Goal:
Restate the whole listing word for word. Pictures are left out.

Recorded data:
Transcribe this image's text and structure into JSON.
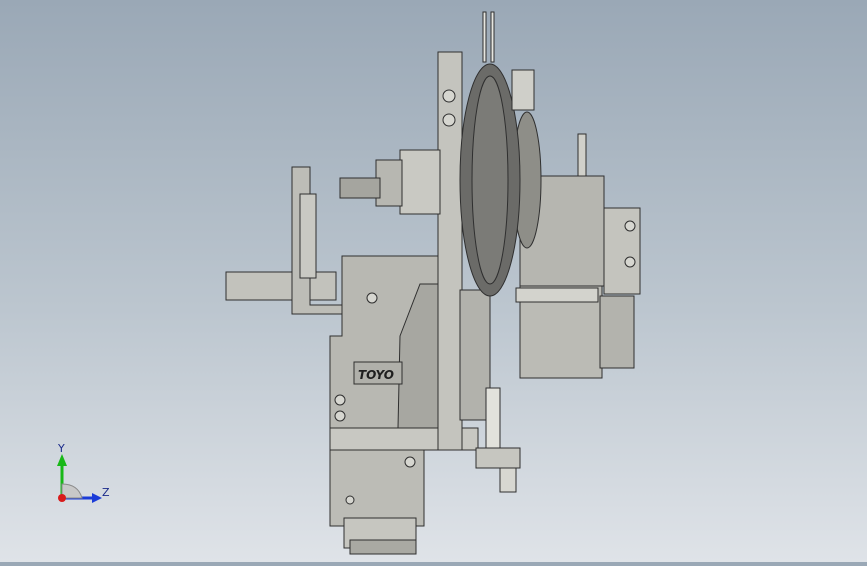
{
  "model": {
    "logo_text": "TOYO"
  },
  "triad": {
    "y_label": "Y",
    "z_label": "Z",
    "colors": {
      "y": "#18b818",
      "z": "#1b3cd8",
      "x": "#d81b1b"
    }
  },
  "palette": {
    "metal": "#b4b4ae",
    "metal_light": "#cdcdc7",
    "metal_dark": "#8e8e88",
    "edge": "#2f2f2f",
    "wheel": "#6b6b68"
  }
}
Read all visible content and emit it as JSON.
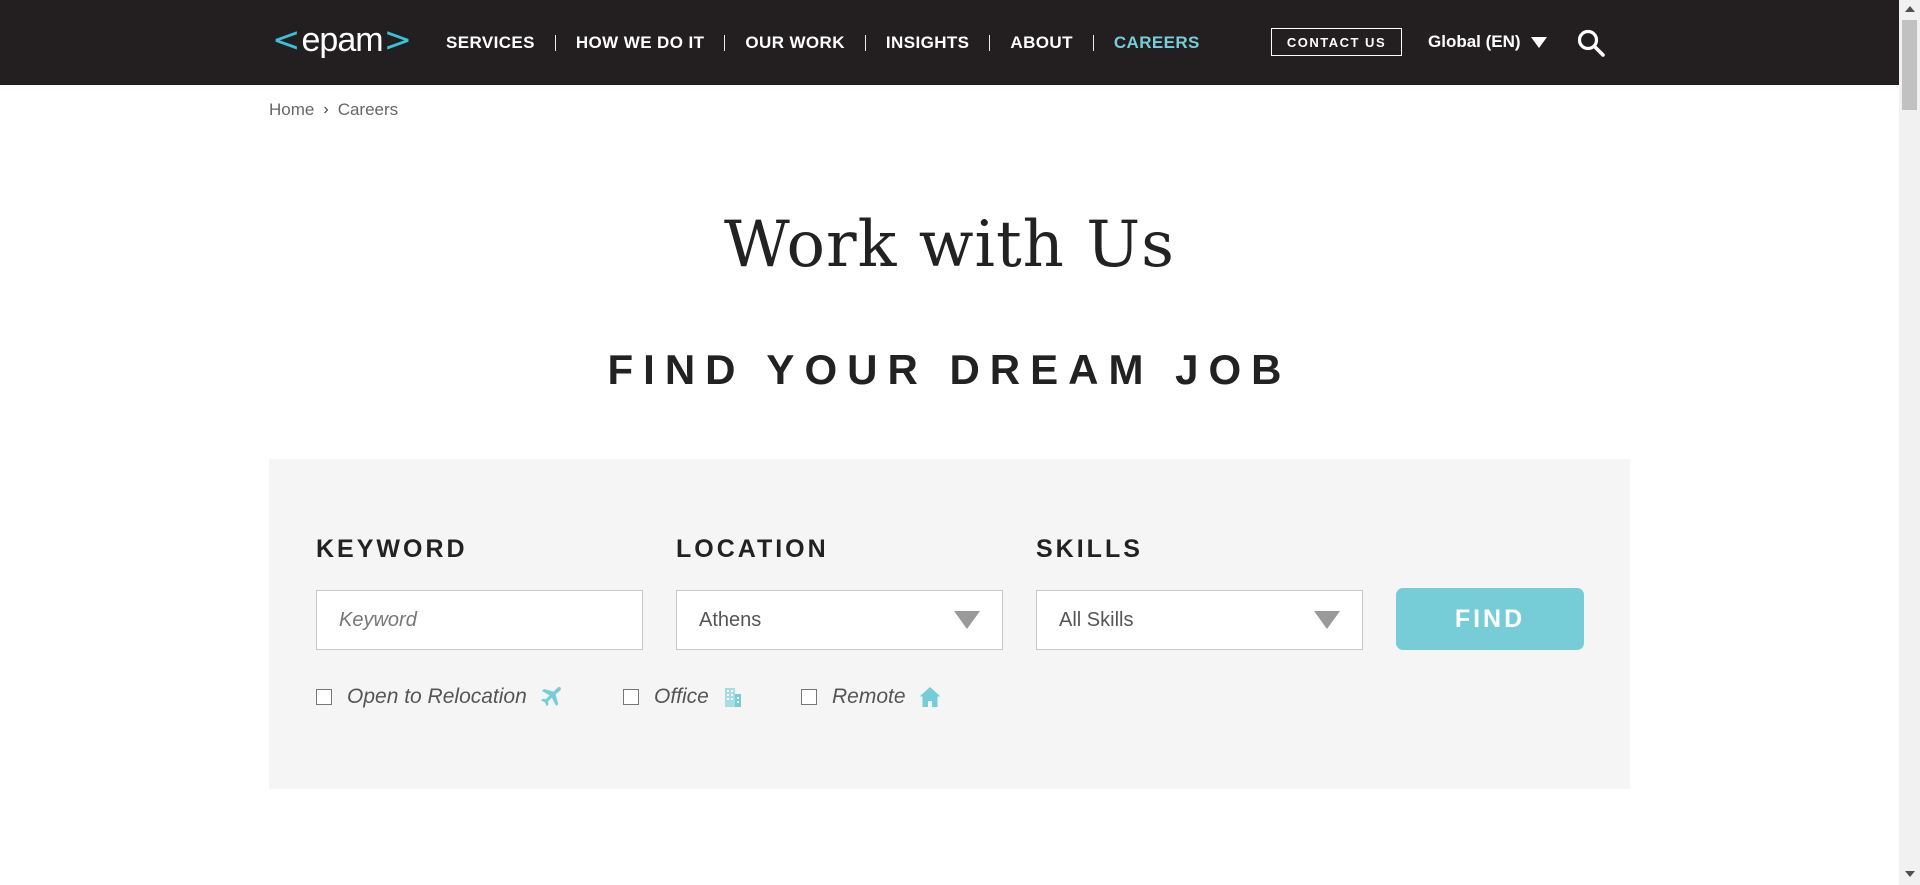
{
  "header": {
    "logo": {
      "left": "<",
      "word": "epam",
      "right": ">"
    },
    "nav": [
      {
        "label": "SERVICES"
      },
      {
        "label": "HOW WE DO IT"
      },
      {
        "label": "OUR WORK"
      },
      {
        "label": "INSIGHTS"
      },
      {
        "label": "ABOUT"
      },
      {
        "label": "CAREERS",
        "active": true
      }
    ],
    "contact_label": "CONTACT US",
    "language_label": "Global (EN)",
    "search_icon": "search-icon"
  },
  "breadcrumb": {
    "home": "Home",
    "separator": "›",
    "current": "Careers"
  },
  "page_title": "Work with Us",
  "subtitle": "FIND YOUR DREAM JOB",
  "search": {
    "keyword": {
      "label": "KEYWORD",
      "placeholder": "Keyword",
      "value": ""
    },
    "location": {
      "label": "LOCATION",
      "value": "Athens"
    },
    "skills": {
      "label": "SKILLS",
      "value": "All Skills"
    },
    "find_label": "FIND",
    "filters": [
      {
        "label": "Open to Relocation",
        "icon": "airplane-icon",
        "checked": false
      },
      {
        "label": "Office",
        "icon": "building-icon",
        "checked": false
      },
      {
        "label": "Remote",
        "icon": "home-icon",
        "checked": false
      }
    ]
  },
  "colors": {
    "header_bg": "#231f20",
    "accent": "#76cdd8",
    "logo_bracket": "#39c2d7",
    "panel_bg": "#f5f5f5"
  }
}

Exercise answer:
Transcribe this image's text and structure into JSON.
{
  "model": {
    "logo_text": "TOYO"
  },
  "triad": {
    "y_label": "Y",
    "z_label": "Z",
    "colors": {
      "y": "#18b818",
      "z": "#1b3cd8",
      "x": "#d81b1b"
    }
  },
  "palette": {
    "metal": "#b4b4ae",
    "metal_light": "#cdcdc7",
    "metal_dark": "#8e8e88",
    "edge": "#2f2f2f",
    "wheel": "#6b6b68"
  }
}
Read all visible content and emit it as JSON.
{
  "header": {
    "logo": {
      "left": "<",
      "word": "epam",
      "right": ">"
    },
    "nav": [
      {
        "label": "SERVICES"
      },
      {
        "label": "HOW WE DO IT"
      },
      {
        "label": "OUR WORK"
      },
      {
        "label": "INSIGHTS"
      },
      {
        "label": "ABOUT"
      },
      {
        "label": "CAREERS",
        "active": true
      }
    ],
    "contact_label": "CONTACT US",
    "language_label": "Global (EN)",
    "search_icon": "search-icon"
  },
  "breadcrumb": {
    "home": "Home",
    "separator": "›",
    "current": "Careers"
  },
  "page_title": "Work with Us",
  "subtitle": "FIND YOUR DREAM JOB",
  "search": {
    "keyword": {
      "label": "KEYWORD",
      "placeholder": "Keyword",
      "value": ""
    },
    "location": {
      "label": "LOCATION",
      "value": "Athens"
    },
    "skills": {
      "label": "SKILLS",
      "value": "All Skills"
    },
    "find_label": "FIND",
    "filters": [
      {
        "label": "Open to Relocation",
        "icon": "airplane-icon",
        "checked": false
      },
      {
        "label": "Office",
        "icon": "building-icon",
        "checked": false
      },
      {
        "label": "Remote",
        "icon": "home-icon",
        "checked": false
      }
    ]
  },
  "colors": {
    "header_bg": "#231f20",
    "accent": "#76cdd8",
    "logo_bracket": "#39c2d7",
    "panel_bg": "#f5f5f5"
  }
}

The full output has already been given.